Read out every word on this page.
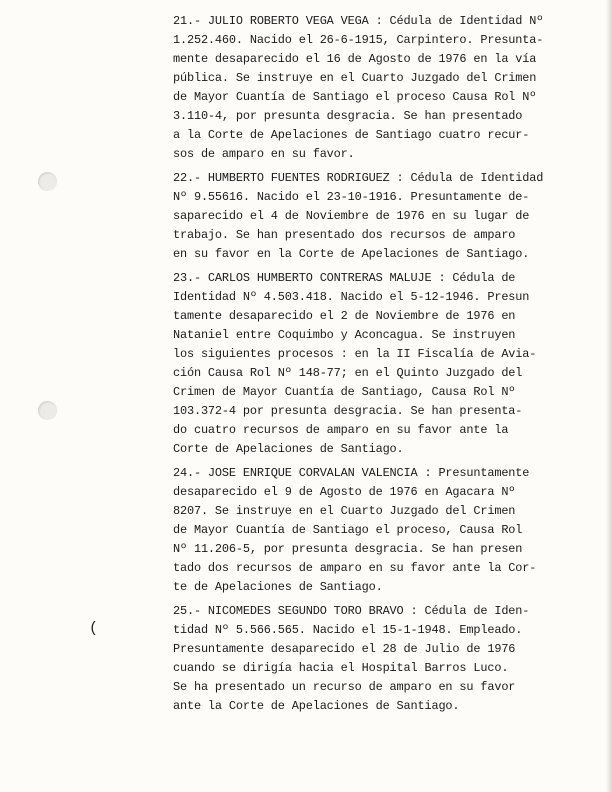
(
21.- JULIO ROBERTO VEGA VEGA : Cédula de Identidad Nº
1.252.460. Nacido el 26-6-1915, Carpintero. Presunta-
mente desaparecido el 16 de Agosto de 1976 en la vía
pública. Se instruye en el Cuarto Juzgado del Crimen
de Mayor Cuantía de Santiago el proceso Causa Rol Nº
3.110-4, por presunta desgracia. Se han presentado
a la Corte de Apelaciones de Santiago cuatro recur-
sos de amparo en su favor.
22.- HUMBERTO FUENTES RODRIGUEZ : Cédula de Identidad
Nº 9.55616. Nacido el 23-10-1916. Presuntamente de-
saparecido el 4 de Noviembre de 1976 en su lugar de
trabajo. Se han presentado dos recursos de amparo
en su favor en la Corte de Apelaciones de Santiago.
23.- CARLOS HUMBERTO CONTRERAS MALUJE : Cédula de
Identidad Nº 4.503.418. Nacido el 5-12-1946. Presun
tamente desaparecido el 2 de Noviembre de 1976 en
Nataniel entre Coquimbo y Aconcagua. Se instruyen
los siguientes procesos : en la II Fiscalía de Avia-
ción Causa Rol Nº 148-77; en el Quinto Juzgado del
Crimen de Mayor Cuantía de Santiago, Causa Rol Nº
103.372-4 por presunta desgracia. Se han presenta-
do cuatro recursos de amparo en su favor ante la
Corte de Apelaciones de Santiago.
24.- JOSE ENRIQUE CORVALAN VALENCIA : Presuntamente
desaparecido el 9 de Agosto de 1976 en Agacara Nº
8207. Se instruye en el Cuarto Juzgado del Crimen
de Mayor Cuantía de Santiago el proceso, Causa Rol
Nº 11.206-5, por presunta desgracia. Se han presen
tado dos recursos de amparo en su favor ante la Cor-
te de Apelaciones de Santiago.
25.- NICOMEDES SEGUNDO TORO BRAVO : Cédula de Iden-
tidad Nº 5.566.565. Nacido el 15-1-1948. Empleado.
Presuntamente desaparecido el 28 de Julio de 1976
cuando se dirigía hacia el Hospital Barros Luco.
Se ha presentado un recurso de amparo en su favor
ante la Corte de Apelaciones de Santiago.
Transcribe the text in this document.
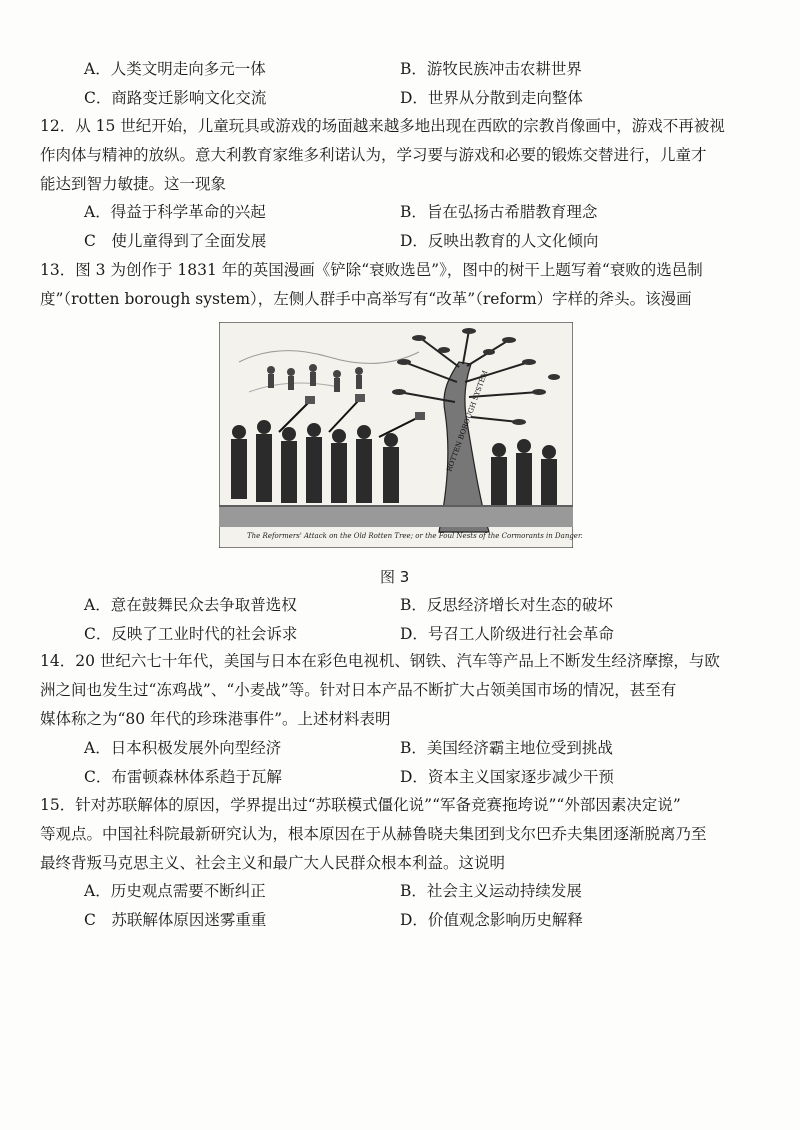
A．人类文明走向多元一体	B．游牧民族冲击农耕世界
C．商路变迁影响文化交流	D．世界从分散到走向整体
12．从 15 世纪开始，儿童玩具或游戏的场面越来越多地出现在西欧的宗教肖像画中，游戏不再被视
作肉体与精神的放纵。意大利教育家维多利诺认为，学习要与游戏和必要的锻炼交替进行，儿童才
能达到智力敏捷。这一现象
A．得益于科学革命的兴起	B．旨在弘扬古希腊教育理念
C　使儿童得到了全面发展	D．反映出教育的人文化倾向
13．图 3 为创作于 1831 年的英国漫画《铲除“衰败选邑”》，图中的树干上题写着“衰败的选邑制
度”（rotten borough system），左侧人群手中高举写有“改革”（reform）字样的斧头。该漫画
ROTTEN BOROUGH SYSTEM
The Reformers' Attack on the Old Rotten Tree; or the Foul Nests of the Cormorants in Danger.
图 3
A．意在鼓舞民众去争取普选权	B．反思经济增长对生态的破坏
C．反映了工业时代的社会诉求	D．号召工人阶级进行社会革命
14．20 世纪六七十年代，美国与日本在彩色电视机、钢铁、汽车等产品上不断发生经济摩擦，与欧
洲之间也发生过“冻鸡战”、“小麦战”等。针对日本产品不断扩大占领美国市场的情况，甚至有
媒体称之为“80 年代的珍珠港事件”。上述材料表明
A．日本积极发展外向型经济	B．美国经济霸主地位受到挑战
C．布雷顿森林体系趋于瓦解	D．资本主义国家逐步减少干预
15．针对苏联解体的原因，学界提出过“苏联模式僵化说”“军备竞赛拖垮说”“外部因素决定说”
等观点。中国社科院最新研究认为，根本原因在于从赫鲁晓夫集团到戈尔巴乔夫集团逐渐脱离乃至
最终背叛马克思主义、社会主义和最广大人民群众根本利益。这说明
A．历史观点需要不断纠正	B．社会主义运动持续发展
C　苏联解体原因迷雾重重	D．价值观念影响历史解释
———
#### [Task directions]
Scan the listing above and identify each line holding the string "Identidad"; copy every such line.

#### [Exercise output]
21.- JULIO ROBERTO VEGA VEGA : Cédula de Identidad Nº
22.- HUMBERTO FUENTES RODRIGUEZ : Cédula de Identidad
Identidad Nº 4.503.418. Nacido el 5-12-1946. Presun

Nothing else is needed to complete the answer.